(Stored data entries)
_ _ _ _ _ _ _

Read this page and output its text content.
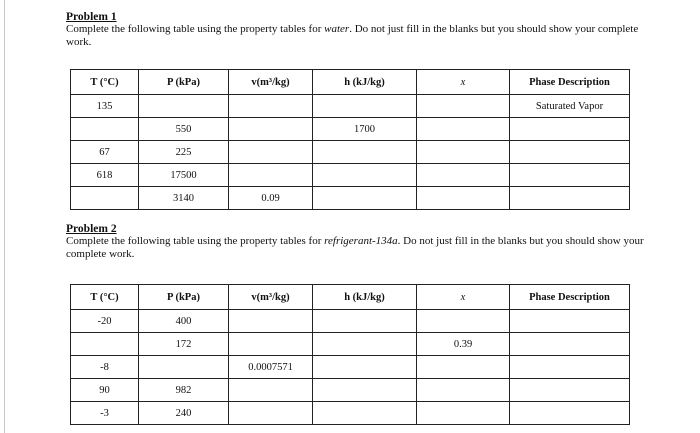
Problem 1
Complete the following table using the property tables for water. Do not just fill in the blanks but you should show your complete work.
T (°C)	P (kPa)	v(m³/kg)	h (kJ/kg)	x	Phase Description
135					Saturated Vapor
	550		1700		
67	225				
618	17500				
	3140	0.09			
Problem 2
Complete the following table using the property tables for refrigerant-134a. Do not just fill in the blanks but you should show your complete work.
T (°C)	P (kPa)	v(m³/kg)	h (kJ/kg)	x	Phase Description
-20	400				
	172			0.39	
-8		0.0007571			
90	982				
-3	240				
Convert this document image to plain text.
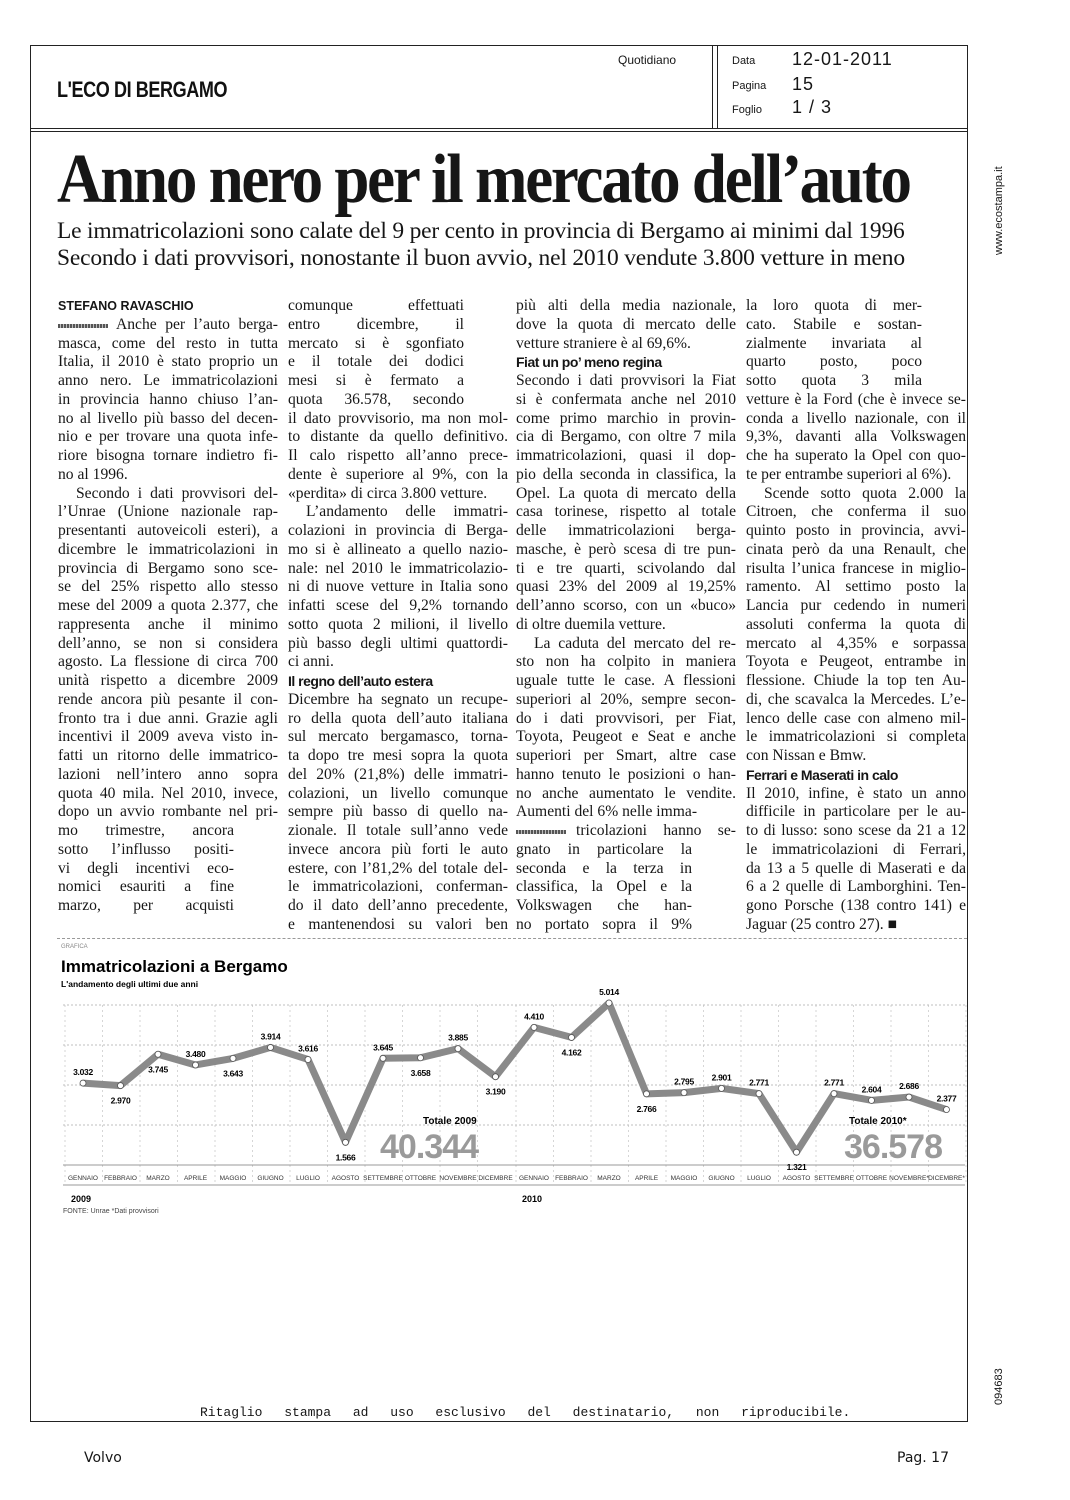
L'ECO DI BERGAMO
Quotidiano	Data 12-01-2011
Pagina 15
Foglio 1 / 3
www.ecostampa.it
094683
Anno nero per il mercato dell’auto
Le immatricolazioni sono calate del 9 per cento in provincia di Bergamo ai minimi dal 1996
Secondo i dati provvisori, nonostante il buon avvio, nel 2010 vendute 3.800 vetture in meno
STEFANO RAVASCHIO
Anche per l’auto berga-
masca, come del resto in tutta
Italia, il 2010 è stato proprio un
anno nero. Le immatricolazioni
in provincia hanno chiuso l’an-
no al livello più basso del decen-
nio e per trovare una quota infe-
riore bisogna tornare indietro fi-
no al 1996.
Secondo i dati provvisori del-
l’Unrae (Unione nazionale rap-
presentanti autoveicoli esteri), a
dicembre le immatricolazioni in
provincia di Bergamo sono sce-
se del 25% rispetto allo stesso
mese del 2009 a quota 2.377, che
rappresenta anche il minimo
dell’anno, se non si considera
agosto. La flessione di circa 700
unità rispetto a dicembre 2009
rende ancora più pesante il con-
fronto tra i due anni. Grazie agli
incentivi il 2009 aveva visto in-
fatti un ritorno delle immatrico-
lazioni nell’intero anno sopra
quota 40 mila. Nel 2010, invece,
dopo un avvio rombante nel pri-
mo trimestre, ancora
sotto l’influsso positi-
vi degli incentivi eco-
nomici esauriti a fine
marzo, per acquisti
comunque effettuati
entro dicembre, il
mercato si è sgonfiato
e il totale dei dodici
mesi si è fermato a
quota 36.578, secondo
il dato provvisorio, ma non mol-
to distante da quello definitivo.
Il calo rispetto all’anno prece-
dente è superiore al 9%, con la
«perdita» di circa 3.800 vetture.
L’andamento delle immatri-
colazioni in provincia di Berga-
mo si è allineato a quello nazio-
nale: nel 2010 le immatricolazio-
ni di nuove vetture in Italia sono
infatti scese del 9,2% tornando
sotto quota 2 milioni, il livello
più basso degli ultimi quattordi-
ci anni.
Il regno dell’auto estera
Dicembre ha segnato un recupe-
ro della quota dell’auto italiana
sul mercato bergamasco, torna-
ta dopo tre mesi sopra la quota
del 20% (21,8%) delle immatri-
colazioni, un livello comunque
sempre più basso di quello na-
zionale. Il totale sull’anno vede
invece ancora più forti le auto
estere, con l’81,2% del totale del-
le immatricolazioni, conferman-
do il dato dell’anno precedente,
e mantenendosi su valori ben
più alti della media nazionale,
dove la quota di mercato delle
vetture straniere è al 69,6%.
Fiat un po’ meno regina
Secondo i dati provvisori la Fiat
si è confermata anche nel 2010
come primo marchio in provin-
cia di Bergamo, con oltre 7 mila
immatricolazioni, quasi il dop-
pio della seconda in classifica, la
Opel. La quota di mercato della
casa torinese, rispetto al totale
delle immatricolazioni berga-
masche, è però scesa di tre pun-
ti e tre quarti, scivolando dal
quasi 23% del 2009 al 19,25%
dell’anno scorso, con un «buco»
di oltre duemila vetture.
La caduta del mercato del re-
sto non ha colpito in maniera
uguale tutte le case. A flessioni
superiori al 20%, sempre secon-
do i dati provvisori, per Fiat,
Toyota, Peugeot e Seat e anche
superiori per Smart, altre case
hanno tenuto le posizioni o han-
no anche aumentato le vendite.
Aumenti del 6% nelle imma-
tricolazioni hanno se-
gnato in particolare la
seconda e la terza in
classifica, la Opel e la
Volkswagen che han-
no portato sopra il 9%
la loro quota di mer-
cato. Stabile e sostan-
zialmente invariata al
quarto posto, poco
sotto quota 3 mila
vetture è la Ford (che è invece se-
conda a livello nazionale, con il
9,3%, davanti alla Volkswagen
che ha superato la Opel con quo-
te per entrambe superiori al 6%).
Scende sotto quota 2.000 la
Citroen, che conferma il suo
quinto posto in provincia, avvi-
cinata però da una Renault, che
risulta l’unica francese in miglio-
ramento. Al settimo posto la
Lancia pur cedendo in numeri
assoluti conferma la quota di
mercato al 4,35% e sorpassa
Toyota e Peugeot, entrambe in
flessione. Chiude la top ten Au-
di, che scavalca la Mercedes. L’e-
lenco delle case con almeno mil-
le immatricolazioni si completa
con Nissan e Bmw.
Ferrari e Maserati in calo
Il 2010, infine, è stato un anno
difficile in particolare per le au-
to di lusso: sono scese da 21 a 12
le immatricolazioni di Ferrari,
da 13 a 5 quelle di Maserati e da
6 a 2 quelle di Lamborghini. Ten-
gono Porsche (138 contro 141) e
Jaguar (25 contro 27). ■
GRAFICA
Immatricolazioni a Bergamo
L'andamento degli ultimi due anni
3.032
2.970
3.745
3.480
3.643
3.914
3.616
1.566
3.645
3.658
3.885
3.190
4.410
4.162
5.014
2.766
2.795 2.901
2.771
1.321
2.771
2.604 2.686
2.377
GENNAIO FEBBRAIO MARZO APRILE MAGGIO GIUGNO LUGLIO AGOSTO SETTEMBRE OTTOBRE NOVEMBRE DICEMBRE GENNAIO FEBBRAIO MARZO APRILE MAGGIO GIUGNO LUGLIO AGOSTO SETTEMBRE OTTOBRE NOVEMBRE* DICEMBRE*
2009	2010
FONTE: Unrae *Dati provvisori
Totale 2009
40.344
Totale 2010*
36.578
Ritaglio stampa ad uso esclusivo del destinatario, non riproducibile.
Volvo	Pag. 17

_ _ _ _ _ _ _

(Stated exercise) Identify each line containing the string "delle" and copy it out.

(Exercise response)
fatti un ritorno delle immatrico-
L’andamento delle immatri-
del 20% (21,8%) delle immatri-
dove la quota di mercato delle
delle immatricolazioni berga-
lenco delle case con almeno mil-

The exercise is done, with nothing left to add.